* TASK OBJECTIVE: Word for word, transcribe the lines below and drop the pictures.
--- BEGIN EXCERPTED DATA ---
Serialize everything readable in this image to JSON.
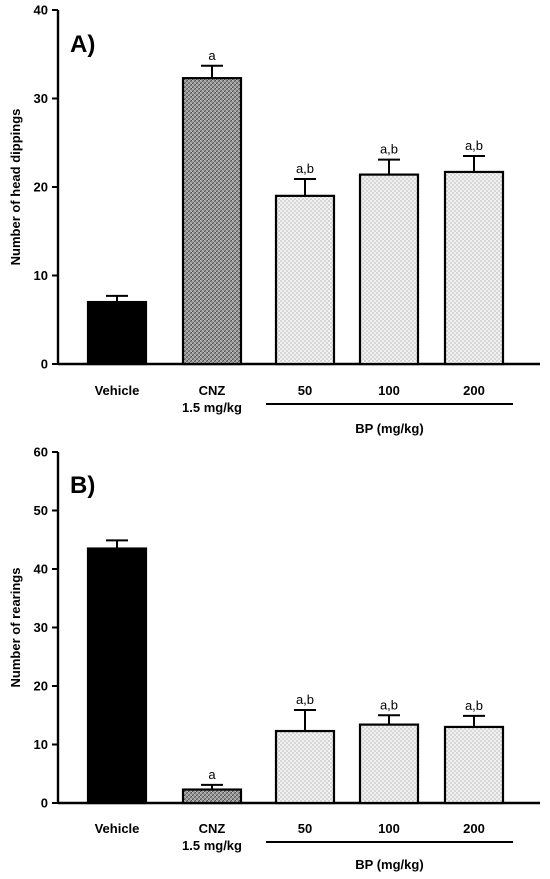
{
  "chart_data": [
    {
      "type": "bar",
      "panel_label": "A)",
      "ylabel": "Number of head dippings",
      "ylim": [
        0,
        40
      ],
      "yticks": [
        0,
        10,
        20,
        30,
        40
      ],
      "categories": [
        "Vehicle",
        "CNZ\n1.5 mg/kg",
        "50",
        "100",
        "200"
      ],
      "group_label": "BP (mg/kg)",
      "values": [
        7.0,
        32.3,
        19.0,
        21.4,
        21.7
      ],
      "errors": [
        0.7,
        1.4,
        1.9,
        1.7,
        1.8
      ],
      "annotations": [
        "",
        "a",
        "a,b",
        "a,b",
        "a,b"
      ],
      "fills": [
        "solid-black",
        "crosshatch-gray",
        "dotted",
        "dotted",
        "dotted"
      ]
    },
    {
      "type": "bar",
      "panel_label": "B)",
      "ylabel": "Number of rearings",
      "ylim": [
        0,
        60
      ],
      "yticks": [
        0,
        10,
        20,
        30,
        40,
        50,
        60
      ],
      "categories": [
        "Vehicle",
        "CNZ\n1.5 mg/kg",
        "50",
        "100",
        "200"
      ],
      "group_label": "BP (mg/kg)",
      "values": [
        43.5,
        2.3,
        12.3,
        13.4,
        13.0
      ],
      "errors": [
        1.4,
        0.8,
        3.6,
        1.6,
        1.9
      ],
      "annotations": [
        "",
        "a",
        "a,b",
        "a,b",
        "a,b"
      ],
      "fills": [
        "solid-black",
        "crosshatch-gray",
        "dotted",
        "dotted",
        "dotted"
      ]
    }
  ]
}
--- END EXCERPTED DATA ---
* ANSWER TO THE PROBLEM:
Serialize everything readable in this image to JSON.
{
  "chart_data": [
    {
      "type": "bar",
      "panel_label": "A)",
      "ylabel": "Number of head dippings",
      "ylim": [
        0,
        40
      ],
      "yticks": [
        0,
        10,
        20,
        30,
        40
      ],
      "categories": [
        "Vehicle",
        "CNZ\n1.5 mg/kg",
        "50",
        "100",
        "200"
      ],
      "group_label": "BP (mg/kg)",
      "values": [
        7.0,
        32.3,
        19.0,
        21.4,
        21.7
      ],
      "errors": [
        0.7,
        1.4,
        1.9,
        1.7,
        1.8
      ],
      "annotations": [
        "",
        "a",
        "a,b",
        "a,b",
        "a,b"
      ],
      "fills": [
        "solid-black",
        "crosshatch-gray",
        "dotted",
        "dotted",
        "dotted"
      ]
    },
    {
      "type": "bar",
      "panel_label": "B)",
      "ylabel": "Number of rearings",
      "ylim": [
        0,
        60
      ],
      "yticks": [
        0,
        10,
        20,
        30,
        40,
        50,
        60
      ],
      "categories": [
        "Vehicle",
        "CNZ\n1.5 mg/kg",
        "50",
        "100",
        "200"
      ],
      "group_label": "BP (mg/kg)",
      "values": [
        43.5,
        2.3,
        12.3,
        13.4,
        13.0
      ],
      "errors": [
        1.4,
        0.8,
        3.6,
        1.6,
        1.9
      ],
      "annotations": [
        "",
        "a",
        "a,b",
        "a,b",
        "a,b"
      ],
      "fills": [
        "solid-black",
        "crosshatch-gray",
        "dotted",
        "dotted",
        "dotted"
      ]
    }
  ]
}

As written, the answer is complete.